** BLOC DE TEXTE **
Affaire Cahuzac : la décision de la Cour de Cassation attendue mercredi 30 mars
La Cour de cassation, qui a examiné ce mercredi 23 une délicate question de droit posée par la défense de Jérôme Cahuzac, se prononcera le 30 mars sur le dossier de l'ex-ministre, ex-chantre de la rigueur à l'origine du premier scandale du quinquennat.
Cette question prioritaire de constitutionnalité (QPC), qui conteste le cumul de sanctions pénales et fiscales en matière d'impôt sur la fortune (ISF), avait interrompu le procès ouvert en février devant le tribunal correctionnel de Paris.
Quelle que soit la décision de la plus haute juridiction, l'ancienne étoile montante de la galaxie socialiste sera bien jugée. Et avec Jérôme Cahuzac, son ex-épouse, Patricia Ménard, poursuivie comme lui pour fraude fiscale et blanchiment. A leurs côtés, leurs anciens conseillers, le banquier suisse François Reyl et l'ex-avocat Philippe Houman, répondront de blanchiment. Tous encourent jusqu'à sept ans de prison et un million d'euros d'amende.

** CONSIGNE DE TRAVAIL **
Pouvez-vous extraire en entier l'article ci-dessus sur l'affaire Cahuzac, sans y changer un mot ?

** INFORMATIONS EXTRAITES **

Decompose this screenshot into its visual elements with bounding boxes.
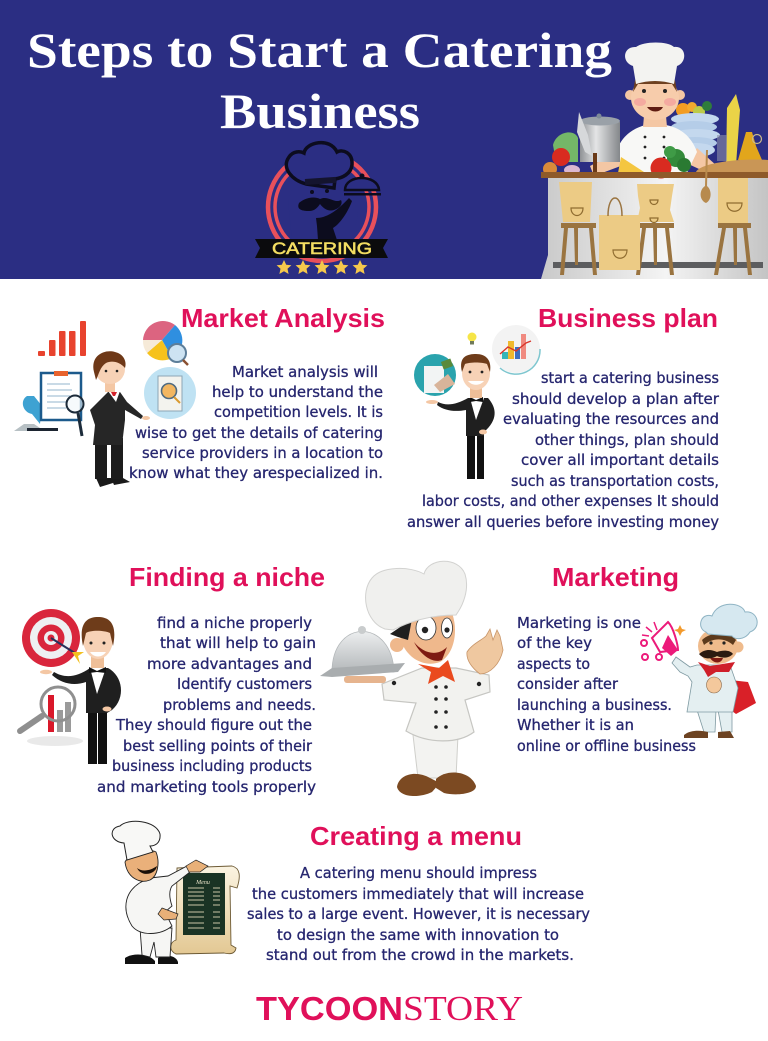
text block: Marketing is one [517,614,641,632]
brand logo: tycoonstory [256,989,523,1028]
text block: A catering menu should impress [300,864,537,882]
text block [407,369,720,531]
text block: best selling points of their [123,737,313,755]
text block: launching a business. [517,696,672,714]
title: Steps to Start a Catering [27,22,612,78]
text block: answer all queries before investing money [407,513,719,531]
text block: They should figure out the [115,716,312,734]
icon: magnifier with bars [20,687,83,746]
heading: Marketing [552,562,679,592]
text block [97,614,316,796]
illustration: menu scroll: Menu [195,880,210,886]
header band [0,0,768,279]
text block: find a niche properly [157,614,312,632]
text block: help to understand the [212,383,383,401]
text block: know what they arespecialized in. [129,464,383,482]
panel: business plan [407,303,720,531]
text block: Identify customers [177,675,312,693]
chef figure [590,42,717,176]
panel: creating a menu [112,821,590,964]
head [390,601,455,664]
illustration: chef pointing at menu [112,821,208,964]
text block: cover all important details [521,451,719,469]
shoes and trousers [397,735,476,796]
text block: to design the same with innovation to [277,926,559,944]
heading: Business plan [538,303,718,333]
text block: other things, plan should [535,431,719,449]
catering logo [255,143,388,274]
text block: that will help to gain [160,634,316,652]
text block: and marketing tools properly [97,778,316,796]
text block: of the key [517,634,592,652]
icon: report in circle [144,367,196,419]
text block: sales to a large event. However, it is necessary [247,905,590,923]
text block [517,614,696,755]
text block: competition levels. It is [214,403,383,421]
panel: marketing [517,562,757,755]
icon: megaphone [641,622,686,660]
kitchen items [541,112,768,203]
heading: Finding a niche [129,562,325,592]
text block [129,363,383,482]
text block: the customers immediately that will increase [252,885,584,903]
illustration: central chef with cloche [320,561,503,796]
text block: Whether it is an [517,716,634,734]
text block: such as transportation costs, [511,472,719,490]
illustration: businessman [426,354,495,479]
text block: labor costs, and other expenses It should [422,492,719,510]
text block: aspects to [517,655,590,673]
icon: target with arrow [22,609,84,667]
ok hand [467,629,503,674]
stools and takeaway bags [559,178,752,275]
counter [541,178,768,279]
icon: pie chart [143,321,188,365]
panel: finding a niche [20,562,325,796]
text block: problems and needs. [163,696,316,714]
illustration: chef with cape [672,604,757,738]
brand logo: tycoonstory: TYCOON [256,990,403,1027]
icon: clipboard and microscope [14,371,84,436]
icon: light bulb [468,332,476,344]
heading: Market Analysis [181,303,385,333]
icon: bar chart [38,321,86,356]
text block: Market analysis will [232,363,378,381]
plates and pasta behind the chef [671,94,762,165]
text block: evaluating the resources and [503,410,719,428]
brand logo: tycoonstory: STORY [403,989,523,1028]
text block: consider after [517,675,619,693]
illustration: businessman [90,351,150,487]
panel: market analysis [14,303,385,487]
text block: stand out from the crowd in the markets. [266,946,574,964]
toque hat [366,561,467,630]
title: Business [220,83,420,139]
title [27,22,612,139]
text block [247,864,590,964]
text block: start a catering business [541,369,719,387]
illustration: chef at catering counter [541,42,768,279]
text block: wise to get the details of catering [135,424,383,442]
illustration: businessman [40,617,121,764]
text block: service providers in a location to [142,444,383,462]
text block: business including products [112,757,312,775]
jacket [382,660,490,741]
cloche [320,626,405,683]
text block: should develop a plan after [512,390,720,408]
heading: Creating a menu [310,821,522,851]
text block: more advantages and [147,655,312,673]
icon: chart speech bubble [492,325,540,374]
catering logo: CATERING [272,239,372,258]
text block: online or offline business [517,737,696,755]
illustration: menu scroll [171,866,239,954]
icon: budget document circle [414,354,456,396]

** RÉPONSE ATTENDUE **
Affaire Cahuzac : la décision de la Cour de Cassation attendue mercredi 30 mars
La Cour de cassation, qui a examiné ce mercredi 23 une délicate question de droit posée par la défense de Jérôme Cahuzac, se prononcera le 30 mars sur le dossier de l'ex-ministre, ex-chantre de la rigueur à l'origine du premier scandale du quinquennat.
Cette question prioritaire de constitutionnalité (QPC), qui conteste le cumul de sanctions pénales et fiscales en matière d'impôt sur la fortune (ISF), avait interrompu le procès ouvert en février devant le tribunal correctionnel de Paris.
Quelle que soit la décision de la plus haute juridiction, l'ancienne étoile montante de la galaxie socialiste sera bien jugée. Et avec Jérôme Cahuzac, son ex-épouse, Patricia Ménard, poursuivie comme lui pour fraude fiscale et blanchiment. A leurs côtés, leurs anciens conseillers, le banquier suisse François Reyl et l'ex-avocat Philippe Houman, répondront de blanchiment. Tous encourent jusqu'à sept ans de prison et un million d'euros d'amende.